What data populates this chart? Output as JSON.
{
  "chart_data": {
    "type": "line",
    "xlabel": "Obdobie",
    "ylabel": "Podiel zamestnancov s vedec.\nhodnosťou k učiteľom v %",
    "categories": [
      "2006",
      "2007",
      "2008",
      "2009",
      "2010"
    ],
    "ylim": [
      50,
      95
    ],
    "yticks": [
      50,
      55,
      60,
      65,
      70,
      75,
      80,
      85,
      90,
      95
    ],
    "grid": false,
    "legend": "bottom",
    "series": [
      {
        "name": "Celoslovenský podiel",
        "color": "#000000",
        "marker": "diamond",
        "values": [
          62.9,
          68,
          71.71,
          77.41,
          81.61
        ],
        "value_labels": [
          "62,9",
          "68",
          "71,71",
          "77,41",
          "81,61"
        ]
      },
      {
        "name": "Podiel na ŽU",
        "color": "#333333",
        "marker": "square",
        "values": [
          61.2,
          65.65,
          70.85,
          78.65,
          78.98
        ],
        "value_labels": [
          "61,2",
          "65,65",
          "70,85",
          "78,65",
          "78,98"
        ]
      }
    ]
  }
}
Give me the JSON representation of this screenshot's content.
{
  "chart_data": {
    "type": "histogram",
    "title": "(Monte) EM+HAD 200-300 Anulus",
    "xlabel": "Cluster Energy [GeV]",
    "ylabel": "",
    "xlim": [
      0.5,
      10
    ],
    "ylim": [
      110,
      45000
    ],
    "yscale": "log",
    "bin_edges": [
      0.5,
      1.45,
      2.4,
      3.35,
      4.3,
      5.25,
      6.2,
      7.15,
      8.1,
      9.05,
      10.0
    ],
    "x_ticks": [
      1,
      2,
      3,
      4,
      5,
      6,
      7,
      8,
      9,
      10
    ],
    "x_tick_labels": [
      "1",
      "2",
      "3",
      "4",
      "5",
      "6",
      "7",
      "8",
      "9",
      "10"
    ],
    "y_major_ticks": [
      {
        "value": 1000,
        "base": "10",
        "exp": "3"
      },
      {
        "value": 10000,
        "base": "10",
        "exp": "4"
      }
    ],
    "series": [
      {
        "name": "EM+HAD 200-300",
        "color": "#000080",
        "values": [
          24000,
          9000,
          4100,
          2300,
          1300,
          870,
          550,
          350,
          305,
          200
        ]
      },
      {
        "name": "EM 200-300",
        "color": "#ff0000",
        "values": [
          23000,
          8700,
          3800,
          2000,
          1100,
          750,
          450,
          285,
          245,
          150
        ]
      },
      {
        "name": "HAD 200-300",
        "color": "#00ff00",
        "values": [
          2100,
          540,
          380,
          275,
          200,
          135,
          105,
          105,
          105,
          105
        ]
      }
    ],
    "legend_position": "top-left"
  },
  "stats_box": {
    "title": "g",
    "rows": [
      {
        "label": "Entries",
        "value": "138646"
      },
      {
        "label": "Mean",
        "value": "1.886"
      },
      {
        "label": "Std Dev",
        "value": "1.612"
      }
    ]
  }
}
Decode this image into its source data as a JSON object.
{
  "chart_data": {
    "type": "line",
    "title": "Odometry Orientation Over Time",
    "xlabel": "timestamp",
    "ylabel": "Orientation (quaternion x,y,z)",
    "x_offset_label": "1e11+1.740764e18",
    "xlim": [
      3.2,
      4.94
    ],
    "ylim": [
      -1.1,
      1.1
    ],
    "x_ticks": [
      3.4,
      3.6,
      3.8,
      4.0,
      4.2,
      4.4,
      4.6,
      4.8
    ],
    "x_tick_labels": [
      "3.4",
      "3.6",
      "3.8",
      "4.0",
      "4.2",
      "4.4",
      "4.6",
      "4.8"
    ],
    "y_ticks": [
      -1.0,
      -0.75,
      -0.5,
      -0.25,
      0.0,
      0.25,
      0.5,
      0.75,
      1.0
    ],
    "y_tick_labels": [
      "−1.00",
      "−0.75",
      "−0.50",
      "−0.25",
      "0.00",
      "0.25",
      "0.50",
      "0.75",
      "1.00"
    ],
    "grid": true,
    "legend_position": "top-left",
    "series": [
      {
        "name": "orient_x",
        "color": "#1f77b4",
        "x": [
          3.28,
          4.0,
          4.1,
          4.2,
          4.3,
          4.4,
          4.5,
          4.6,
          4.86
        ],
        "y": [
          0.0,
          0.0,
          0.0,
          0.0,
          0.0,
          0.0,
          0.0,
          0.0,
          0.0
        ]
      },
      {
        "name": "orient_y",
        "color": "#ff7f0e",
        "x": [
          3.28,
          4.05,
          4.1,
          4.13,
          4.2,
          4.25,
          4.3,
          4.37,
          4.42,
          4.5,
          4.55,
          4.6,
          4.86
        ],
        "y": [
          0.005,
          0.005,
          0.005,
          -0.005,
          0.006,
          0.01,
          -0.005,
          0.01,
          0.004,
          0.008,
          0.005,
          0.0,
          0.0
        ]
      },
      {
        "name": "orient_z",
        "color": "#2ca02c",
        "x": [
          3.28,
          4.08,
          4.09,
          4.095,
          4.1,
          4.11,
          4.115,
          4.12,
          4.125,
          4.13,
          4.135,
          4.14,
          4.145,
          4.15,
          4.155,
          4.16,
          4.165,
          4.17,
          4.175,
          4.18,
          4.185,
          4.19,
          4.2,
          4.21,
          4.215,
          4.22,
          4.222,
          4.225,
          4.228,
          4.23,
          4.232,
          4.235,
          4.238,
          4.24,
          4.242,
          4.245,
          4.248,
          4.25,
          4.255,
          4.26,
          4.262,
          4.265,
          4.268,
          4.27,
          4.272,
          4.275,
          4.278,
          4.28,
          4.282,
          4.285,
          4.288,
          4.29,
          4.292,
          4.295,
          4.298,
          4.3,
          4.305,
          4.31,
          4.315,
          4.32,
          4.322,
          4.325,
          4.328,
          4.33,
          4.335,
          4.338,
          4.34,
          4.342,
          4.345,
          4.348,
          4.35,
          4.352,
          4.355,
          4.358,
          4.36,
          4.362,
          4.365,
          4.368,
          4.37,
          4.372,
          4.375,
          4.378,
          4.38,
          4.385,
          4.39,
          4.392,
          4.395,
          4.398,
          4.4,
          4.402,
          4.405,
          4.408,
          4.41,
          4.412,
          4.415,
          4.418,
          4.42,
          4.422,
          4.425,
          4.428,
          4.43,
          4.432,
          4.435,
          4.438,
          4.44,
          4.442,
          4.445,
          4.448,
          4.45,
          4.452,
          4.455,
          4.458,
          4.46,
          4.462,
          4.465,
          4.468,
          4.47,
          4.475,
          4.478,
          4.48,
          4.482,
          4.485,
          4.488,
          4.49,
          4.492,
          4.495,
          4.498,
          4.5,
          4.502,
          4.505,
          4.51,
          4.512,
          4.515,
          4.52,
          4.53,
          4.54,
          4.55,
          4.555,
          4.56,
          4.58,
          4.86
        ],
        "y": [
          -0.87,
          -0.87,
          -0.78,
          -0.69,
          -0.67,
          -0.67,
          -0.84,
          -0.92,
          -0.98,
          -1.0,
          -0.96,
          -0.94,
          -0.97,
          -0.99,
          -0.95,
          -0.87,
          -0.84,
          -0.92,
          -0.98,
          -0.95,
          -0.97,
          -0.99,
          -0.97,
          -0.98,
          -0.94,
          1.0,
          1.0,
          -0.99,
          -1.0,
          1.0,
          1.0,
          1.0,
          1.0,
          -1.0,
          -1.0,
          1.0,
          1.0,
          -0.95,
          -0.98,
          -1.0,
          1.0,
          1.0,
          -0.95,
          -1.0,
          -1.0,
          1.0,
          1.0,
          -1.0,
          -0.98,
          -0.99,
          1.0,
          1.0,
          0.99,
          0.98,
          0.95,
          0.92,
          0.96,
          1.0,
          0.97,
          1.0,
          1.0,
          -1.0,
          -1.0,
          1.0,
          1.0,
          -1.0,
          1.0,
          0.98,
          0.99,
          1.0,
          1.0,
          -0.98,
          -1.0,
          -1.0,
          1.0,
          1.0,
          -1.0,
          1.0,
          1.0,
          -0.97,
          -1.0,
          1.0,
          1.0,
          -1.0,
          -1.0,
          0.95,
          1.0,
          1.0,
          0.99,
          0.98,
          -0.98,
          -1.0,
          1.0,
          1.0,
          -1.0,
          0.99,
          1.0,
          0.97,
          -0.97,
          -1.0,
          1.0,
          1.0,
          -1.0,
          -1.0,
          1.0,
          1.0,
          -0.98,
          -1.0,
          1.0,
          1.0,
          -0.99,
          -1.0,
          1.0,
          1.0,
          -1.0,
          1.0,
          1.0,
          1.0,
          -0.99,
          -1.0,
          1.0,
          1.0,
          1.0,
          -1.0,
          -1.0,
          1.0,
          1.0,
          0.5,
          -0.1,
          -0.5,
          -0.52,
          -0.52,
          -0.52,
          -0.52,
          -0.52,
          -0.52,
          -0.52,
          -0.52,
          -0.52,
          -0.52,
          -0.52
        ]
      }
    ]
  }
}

####

→ AIM: Gather each line from the entries above that includes the word "color".

→ OUTPUT:
        "color": "#000000",
        "color": "#333333",
        "color": "#000080",
        "color": "#ff0000",
        "color": "#00ff00",
        "color": "#1f77b4",
        "color": "#ff7f0e",
        "color": "#2ca02c",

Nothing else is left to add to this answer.